▶ DIRECTIVE
Copy all of the material word for word, except for the pictures.

▶ TASK MATERIAL

• • • •

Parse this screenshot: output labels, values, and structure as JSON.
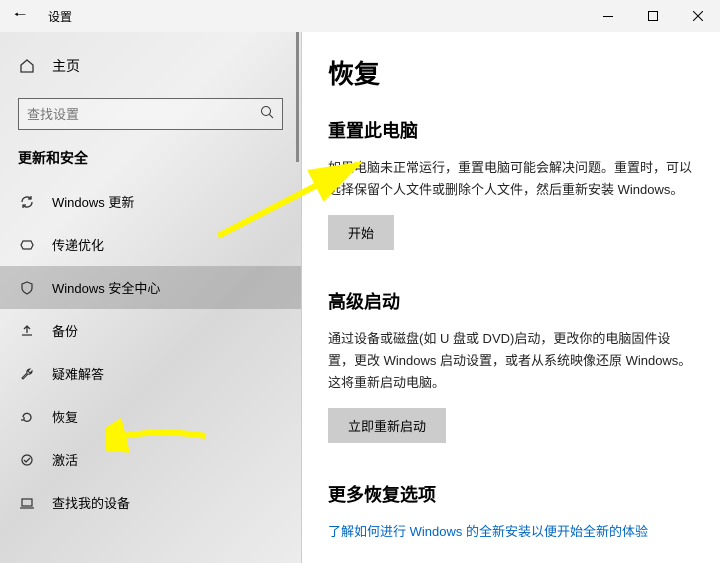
{
  "titlebar": {
    "title": "设置"
  },
  "sidebar": {
    "home": "主页",
    "search_placeholder": "查找设置",
    "section": "更新和安全",
    "items": [
      {
        "label": "Windows 更新"
      },
      {
        "label": "传递优化"
      },
      {
        "label": "Windows 安全中心"
      },
      {
        "label": "备份"
      },
      {
        "label": "疑难解答"
      },
      {
        "label": "恢复"
      },
      {
        "label": "激活"
      },
      {
        "label": "查找我的设备"
      }
    ]
  },
  "content": {
    "heading": "恢复",
    "reset": {
      "title": "重置此电脑",
      "desc": "如果电脑未正常运行，重置电脑可能会解决问题。重置时，可以选择保留个人文件或删除个人文件，然后重新安装 Windows。",
      "button": "开始"
    },
    "advanced": {
      "title": "高级启动",
      "desc": "通过设备或磁盘(如 U 盘或 DVD)启动，更改你的电脑固件设置，更改 Windows 启动设置，或者从系统映像还原 Windows。 这将重新启动电脑。",
      "button": "立即重新启动"
    },
    "more": {
      "title": "更多恢复选项",
      "link": "了解如何进行 Windows 的全新安装以便开始全新的体验"
    }
  }
}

• • • •

▶ RESULT
Parse this screenshot: output labels, values, and structure as JSON.
{
  "titlebar": {
    "title": "设置"
  },
  "sidebar": {
    "home": "主页",
    "search_placeholder": "查找设置",
    "section": "更新和安全",
    "items": [
      {
        "label": "Windows 更新"
      },
      {
        "label": "传递优化"
      },
      {
        "label": "Windows 安全中心"
      },
      {
        "label": "备份"
      },
      {
        "label": "疑难解答"
      },
      {
        "label": "恢复"
      },
      {
        "label": "激活"
      },
      {
        "label": "查找我的设备"
      }
    ]
  },
  "content": {
    "heading": "恢复",
    "reset": {
      "title": "重置此电脑",
      "desc": "如果电脑未正常运行，重置电脑可能会解决问题。重置时，可以选择保留个人文件或删除个人文件，然后重新安装 Windows。",
      "button": "开始"
    },
    "advanced": {
      "title": "高级启动",
      "desc": "通过设备或磁盘(如 U 盘或 DVD)启动，更改你的电脑固件设置，更改 Windows 启动设置，或者从系统映像还原 Windows。 这将重新启动电脑。",
      "button": "立即重新启动"
    },
    "more": {
      "title": "更多恢复选项",
      "link": "了解如何进行 Windows 的全新安装以便开始全新的体验"
    }
  }
}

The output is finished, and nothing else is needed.